__Problem__
Go through the material below and copy each line where the word "this" appears.

__Records for the exercise__

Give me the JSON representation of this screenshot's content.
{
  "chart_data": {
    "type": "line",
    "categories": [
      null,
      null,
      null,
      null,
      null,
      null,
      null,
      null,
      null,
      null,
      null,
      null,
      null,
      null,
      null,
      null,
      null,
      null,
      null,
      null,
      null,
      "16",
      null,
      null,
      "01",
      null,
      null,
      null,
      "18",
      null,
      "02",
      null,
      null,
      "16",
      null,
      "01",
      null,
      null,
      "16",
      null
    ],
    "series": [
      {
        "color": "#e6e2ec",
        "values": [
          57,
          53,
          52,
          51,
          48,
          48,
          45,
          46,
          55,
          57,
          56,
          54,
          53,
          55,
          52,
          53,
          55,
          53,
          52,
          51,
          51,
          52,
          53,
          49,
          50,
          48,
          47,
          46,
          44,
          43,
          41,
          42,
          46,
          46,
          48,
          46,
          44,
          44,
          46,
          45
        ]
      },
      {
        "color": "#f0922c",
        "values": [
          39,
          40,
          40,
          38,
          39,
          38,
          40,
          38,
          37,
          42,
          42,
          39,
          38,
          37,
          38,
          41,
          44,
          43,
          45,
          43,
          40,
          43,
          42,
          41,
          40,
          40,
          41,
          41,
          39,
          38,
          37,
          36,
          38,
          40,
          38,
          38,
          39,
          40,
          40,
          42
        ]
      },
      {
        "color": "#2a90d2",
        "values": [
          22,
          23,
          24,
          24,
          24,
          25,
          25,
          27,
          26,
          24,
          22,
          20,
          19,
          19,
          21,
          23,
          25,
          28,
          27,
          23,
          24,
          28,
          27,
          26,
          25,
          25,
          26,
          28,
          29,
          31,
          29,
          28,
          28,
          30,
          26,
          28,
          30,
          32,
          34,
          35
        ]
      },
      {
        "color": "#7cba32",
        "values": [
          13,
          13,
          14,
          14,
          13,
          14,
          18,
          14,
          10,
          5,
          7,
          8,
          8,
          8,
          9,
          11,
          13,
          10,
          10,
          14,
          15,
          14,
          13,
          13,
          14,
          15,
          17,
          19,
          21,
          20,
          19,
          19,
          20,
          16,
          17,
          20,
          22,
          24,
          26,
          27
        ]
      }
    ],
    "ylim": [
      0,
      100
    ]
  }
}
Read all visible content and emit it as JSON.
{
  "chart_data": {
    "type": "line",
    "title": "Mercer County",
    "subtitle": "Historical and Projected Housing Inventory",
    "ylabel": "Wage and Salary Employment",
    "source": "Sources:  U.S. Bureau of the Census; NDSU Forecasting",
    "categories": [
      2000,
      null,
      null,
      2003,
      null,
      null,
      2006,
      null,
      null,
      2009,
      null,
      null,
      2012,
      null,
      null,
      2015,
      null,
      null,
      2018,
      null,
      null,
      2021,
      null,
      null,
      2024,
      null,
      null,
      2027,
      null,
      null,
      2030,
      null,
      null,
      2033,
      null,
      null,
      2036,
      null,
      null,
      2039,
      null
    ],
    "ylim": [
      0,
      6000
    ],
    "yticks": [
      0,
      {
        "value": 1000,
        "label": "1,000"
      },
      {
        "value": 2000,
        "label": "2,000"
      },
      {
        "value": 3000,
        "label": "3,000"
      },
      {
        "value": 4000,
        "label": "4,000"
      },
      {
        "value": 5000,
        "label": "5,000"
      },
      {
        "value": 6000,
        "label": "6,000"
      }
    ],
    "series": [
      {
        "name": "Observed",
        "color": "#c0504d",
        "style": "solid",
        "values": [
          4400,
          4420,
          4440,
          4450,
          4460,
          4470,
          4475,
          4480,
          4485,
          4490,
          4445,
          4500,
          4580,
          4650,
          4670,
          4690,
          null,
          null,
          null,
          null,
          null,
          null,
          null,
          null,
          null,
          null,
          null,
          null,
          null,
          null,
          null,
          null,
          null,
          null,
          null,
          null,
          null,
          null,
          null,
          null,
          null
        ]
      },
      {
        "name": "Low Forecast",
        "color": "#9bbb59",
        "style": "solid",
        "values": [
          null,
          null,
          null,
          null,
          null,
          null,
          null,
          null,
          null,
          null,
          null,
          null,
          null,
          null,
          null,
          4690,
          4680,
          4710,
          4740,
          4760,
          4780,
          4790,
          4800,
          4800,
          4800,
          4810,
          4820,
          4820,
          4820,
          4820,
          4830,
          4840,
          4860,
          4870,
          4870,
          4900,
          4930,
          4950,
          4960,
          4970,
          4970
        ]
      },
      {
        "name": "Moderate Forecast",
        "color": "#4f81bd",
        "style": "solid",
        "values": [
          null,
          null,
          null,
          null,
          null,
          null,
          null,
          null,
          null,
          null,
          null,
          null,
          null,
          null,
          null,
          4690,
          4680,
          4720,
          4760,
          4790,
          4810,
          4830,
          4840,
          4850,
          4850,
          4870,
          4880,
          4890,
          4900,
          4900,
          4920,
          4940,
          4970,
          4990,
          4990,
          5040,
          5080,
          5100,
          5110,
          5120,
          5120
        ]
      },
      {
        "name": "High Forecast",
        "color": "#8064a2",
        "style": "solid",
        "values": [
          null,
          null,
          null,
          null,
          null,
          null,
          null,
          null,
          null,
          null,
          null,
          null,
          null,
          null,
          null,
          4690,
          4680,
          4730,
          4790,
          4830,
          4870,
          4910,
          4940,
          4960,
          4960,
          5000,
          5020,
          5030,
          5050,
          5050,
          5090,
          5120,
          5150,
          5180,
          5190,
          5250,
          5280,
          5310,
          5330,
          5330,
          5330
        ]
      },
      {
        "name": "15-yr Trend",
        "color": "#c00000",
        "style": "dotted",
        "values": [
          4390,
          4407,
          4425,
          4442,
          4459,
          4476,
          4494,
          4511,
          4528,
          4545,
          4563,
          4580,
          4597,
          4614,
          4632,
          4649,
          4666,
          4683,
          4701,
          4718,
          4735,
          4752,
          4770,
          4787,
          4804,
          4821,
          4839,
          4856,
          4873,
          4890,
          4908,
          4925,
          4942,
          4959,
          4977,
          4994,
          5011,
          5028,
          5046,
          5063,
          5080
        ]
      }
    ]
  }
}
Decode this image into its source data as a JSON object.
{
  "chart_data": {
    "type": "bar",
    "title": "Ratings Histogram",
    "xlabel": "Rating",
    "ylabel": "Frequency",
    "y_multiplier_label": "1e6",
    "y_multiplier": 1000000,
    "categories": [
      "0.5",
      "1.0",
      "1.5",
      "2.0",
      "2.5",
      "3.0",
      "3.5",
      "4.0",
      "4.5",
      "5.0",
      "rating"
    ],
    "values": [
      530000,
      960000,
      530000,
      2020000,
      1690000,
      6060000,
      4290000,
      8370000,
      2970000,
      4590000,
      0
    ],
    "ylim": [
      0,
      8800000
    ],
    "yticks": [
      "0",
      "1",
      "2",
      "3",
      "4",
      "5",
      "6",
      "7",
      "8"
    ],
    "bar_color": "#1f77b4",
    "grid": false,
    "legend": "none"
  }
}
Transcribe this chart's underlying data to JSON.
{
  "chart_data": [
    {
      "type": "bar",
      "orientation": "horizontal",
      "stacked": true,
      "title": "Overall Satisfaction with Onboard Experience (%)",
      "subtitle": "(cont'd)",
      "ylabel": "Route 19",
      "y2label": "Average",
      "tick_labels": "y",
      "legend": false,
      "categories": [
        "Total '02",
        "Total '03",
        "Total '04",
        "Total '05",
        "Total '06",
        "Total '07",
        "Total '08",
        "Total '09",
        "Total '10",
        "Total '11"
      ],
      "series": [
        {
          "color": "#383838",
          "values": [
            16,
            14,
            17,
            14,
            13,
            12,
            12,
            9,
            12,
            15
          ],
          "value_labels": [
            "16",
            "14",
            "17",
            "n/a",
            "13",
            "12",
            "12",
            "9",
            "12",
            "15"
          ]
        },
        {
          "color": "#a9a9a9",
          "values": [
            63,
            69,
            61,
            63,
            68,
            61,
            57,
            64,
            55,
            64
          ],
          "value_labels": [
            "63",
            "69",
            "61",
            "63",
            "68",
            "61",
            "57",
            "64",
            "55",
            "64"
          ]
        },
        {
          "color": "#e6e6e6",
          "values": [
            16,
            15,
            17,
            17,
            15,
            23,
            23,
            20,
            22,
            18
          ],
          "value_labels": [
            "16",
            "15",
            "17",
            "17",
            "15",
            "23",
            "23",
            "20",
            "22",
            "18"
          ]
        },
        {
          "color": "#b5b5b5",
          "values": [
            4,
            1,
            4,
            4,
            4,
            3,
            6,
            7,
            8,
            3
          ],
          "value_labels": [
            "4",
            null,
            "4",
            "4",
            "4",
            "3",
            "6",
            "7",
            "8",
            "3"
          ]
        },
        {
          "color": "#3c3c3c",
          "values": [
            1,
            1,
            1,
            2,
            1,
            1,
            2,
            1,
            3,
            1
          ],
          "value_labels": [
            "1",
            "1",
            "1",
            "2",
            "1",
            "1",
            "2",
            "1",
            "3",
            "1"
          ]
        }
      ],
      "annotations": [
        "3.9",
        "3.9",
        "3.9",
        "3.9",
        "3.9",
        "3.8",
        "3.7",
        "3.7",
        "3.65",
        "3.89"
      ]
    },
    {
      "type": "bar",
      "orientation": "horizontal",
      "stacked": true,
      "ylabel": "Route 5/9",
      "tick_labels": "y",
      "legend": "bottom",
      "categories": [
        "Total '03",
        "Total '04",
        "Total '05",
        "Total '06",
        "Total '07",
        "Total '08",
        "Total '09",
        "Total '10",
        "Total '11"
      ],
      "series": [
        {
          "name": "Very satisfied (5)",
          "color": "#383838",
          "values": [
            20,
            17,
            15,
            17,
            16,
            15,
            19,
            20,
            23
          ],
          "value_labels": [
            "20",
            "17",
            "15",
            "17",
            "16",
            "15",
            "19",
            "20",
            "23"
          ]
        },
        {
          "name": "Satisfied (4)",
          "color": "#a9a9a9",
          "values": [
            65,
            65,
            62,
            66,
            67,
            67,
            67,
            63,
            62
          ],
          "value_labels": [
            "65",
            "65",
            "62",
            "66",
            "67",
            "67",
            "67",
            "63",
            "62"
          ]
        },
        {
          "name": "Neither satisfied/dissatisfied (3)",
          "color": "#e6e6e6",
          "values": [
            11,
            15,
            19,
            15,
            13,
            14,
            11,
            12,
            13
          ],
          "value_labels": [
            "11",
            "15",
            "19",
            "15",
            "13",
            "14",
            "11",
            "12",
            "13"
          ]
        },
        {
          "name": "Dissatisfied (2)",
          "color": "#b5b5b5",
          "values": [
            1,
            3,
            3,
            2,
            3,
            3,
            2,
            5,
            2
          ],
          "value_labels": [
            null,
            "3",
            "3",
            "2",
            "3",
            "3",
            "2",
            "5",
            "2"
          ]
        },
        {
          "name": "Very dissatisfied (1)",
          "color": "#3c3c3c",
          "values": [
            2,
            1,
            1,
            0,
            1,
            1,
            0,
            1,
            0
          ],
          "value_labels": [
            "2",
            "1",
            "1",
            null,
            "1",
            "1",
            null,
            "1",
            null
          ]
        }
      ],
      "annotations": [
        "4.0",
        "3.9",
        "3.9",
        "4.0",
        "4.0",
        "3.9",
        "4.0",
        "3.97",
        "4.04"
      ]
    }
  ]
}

__Solution to the exercise__
Give me the JSON representation of this screenshot's content.
Decode this image into its source data as a JSON object.
Transcribe this chart's underlying data to JSON.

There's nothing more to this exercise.